_OBJECTIVE_
Quote each of the rows below word for word, leaving out the pictures.

>> BEGIN

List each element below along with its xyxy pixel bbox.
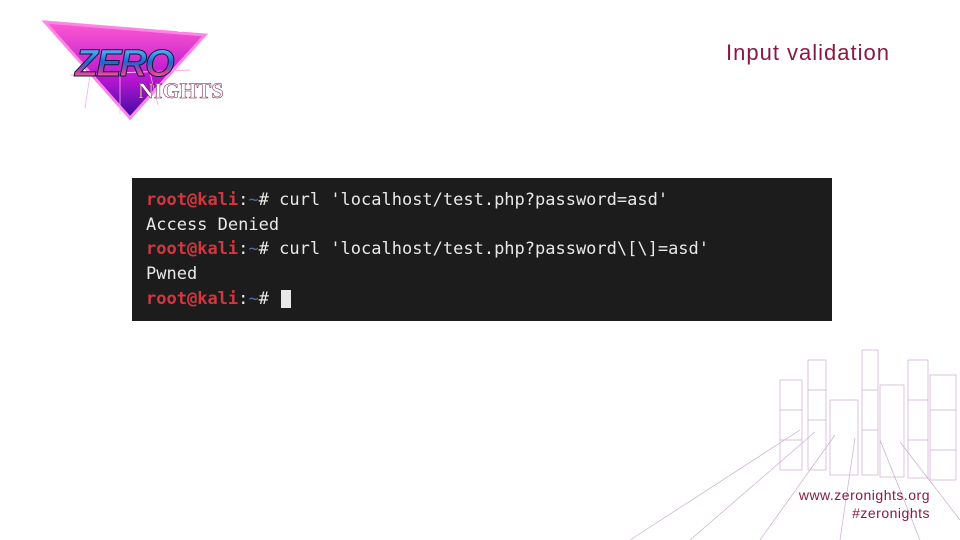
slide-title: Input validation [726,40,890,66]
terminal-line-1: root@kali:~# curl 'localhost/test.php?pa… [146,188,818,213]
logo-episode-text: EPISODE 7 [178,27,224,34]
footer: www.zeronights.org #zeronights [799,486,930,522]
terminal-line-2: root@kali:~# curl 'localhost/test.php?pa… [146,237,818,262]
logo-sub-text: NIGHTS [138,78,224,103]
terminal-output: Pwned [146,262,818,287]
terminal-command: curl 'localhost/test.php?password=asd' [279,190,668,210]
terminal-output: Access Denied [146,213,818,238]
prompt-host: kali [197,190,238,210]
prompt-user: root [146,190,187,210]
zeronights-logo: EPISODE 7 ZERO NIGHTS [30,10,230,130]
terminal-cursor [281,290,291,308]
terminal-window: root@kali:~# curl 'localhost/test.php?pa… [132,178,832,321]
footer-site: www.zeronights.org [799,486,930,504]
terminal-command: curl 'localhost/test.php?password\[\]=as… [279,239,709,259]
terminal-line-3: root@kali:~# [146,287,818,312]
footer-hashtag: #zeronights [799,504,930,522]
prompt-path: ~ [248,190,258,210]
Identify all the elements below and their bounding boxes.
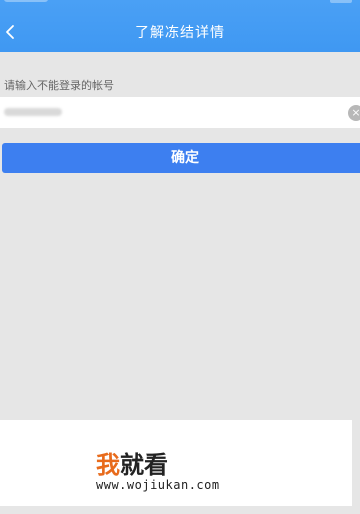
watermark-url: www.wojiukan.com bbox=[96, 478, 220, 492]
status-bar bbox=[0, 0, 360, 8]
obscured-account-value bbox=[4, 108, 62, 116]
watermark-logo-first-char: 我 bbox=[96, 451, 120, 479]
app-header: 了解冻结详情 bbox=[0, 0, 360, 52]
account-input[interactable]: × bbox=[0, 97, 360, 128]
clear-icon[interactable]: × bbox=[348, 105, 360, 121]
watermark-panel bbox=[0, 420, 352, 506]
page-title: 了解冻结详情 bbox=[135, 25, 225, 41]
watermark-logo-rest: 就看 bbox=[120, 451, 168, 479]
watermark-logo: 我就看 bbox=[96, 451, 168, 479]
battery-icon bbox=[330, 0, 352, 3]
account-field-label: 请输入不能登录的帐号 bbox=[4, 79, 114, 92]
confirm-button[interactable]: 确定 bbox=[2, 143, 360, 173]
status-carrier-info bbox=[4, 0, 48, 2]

>> END

_FULL ANSWER_
List each element below along with its xyxy pixel bbox.
slide-title: Input validation [726,40,890,66]
terminal-line-1: root@kali:~# curl 'localhost/test.php?pa… [146,188,818,213]
logo-episode-text: EPISODE 7 [178,27,224,34]
footer: www.zeronights.org #zeronights [799,486,930,522]
terminal-line-2: root@kali:~# curl 'localhost/test.php?pa… [146,237,818,262]
logo-sub-text: NIGHTS [138,78,224,103]
terminal-output: Pwned [146,262,818,287]
terminal-command: curl 'localhost/test.php?password=asd' [279,190,668,210]
terminal-output: Access Denied [146,213,818,238]
prompt-host: kali [197,190,238,210]
prompt-user: root [146,190,187,210]
zeronights-logo: EPISODE 7 ZERO NIGHTS [30,10,230,130]
terminal-cursor [281,290,291,308]
terminal-window: root@kali:~# curl 'localhost/test.php?pa… [132,178,832,321]
footer-site: www.zeronights.org [799,486,930,504]
terminal-command: curl 'localhost/test.php?password\[\]=as… [279,239,709,259]
terminal-line-3: root@kali:~# [146,287,818,312]
footer-hashtag: #zeronights [799,504,930,522]
prompt-path: ~ [248,190,258,210]
Identify all the elements below and their bounding boxes.
watermark-url: www.wojiukan.com bbox=[96, 478, 220, 492]
status-bar bbox=[0, 0, 360, 8]
obscured-account-value bbox=[4, 108, 62, 116]
watermark-logo-first-char: 我 bbox=[96, 451, 120, 479]
app-header: 了解冻结详情 bbox=[0, 0, 360, 52]
account-input[interactable]: × bbox=[0, 97, 360, 128]
clear-icon[interactable]: × bbox=[348, 105, 360, 121]
watermark-panel bbox=[0, 420, 352, 506]
page-title: 了解冻结详情 bbox=[135, 25, 225, 41]
watermark-logo-rest: 就看 bbox=[120, 451, 168, 479]
watermark-logo: 我就看 bbox=[96, 451, 168, 479]
battery-icon bbox=[330, 0, 352, 3]
account-field-label: 请输入不能登录的帐号 bbox=[4, 79, 114, 92]
confirm-button[interactable]: 确定 bbox=[2, 143, 360, 173]
status-carrier-info bbox=[4, 0, 48, 2]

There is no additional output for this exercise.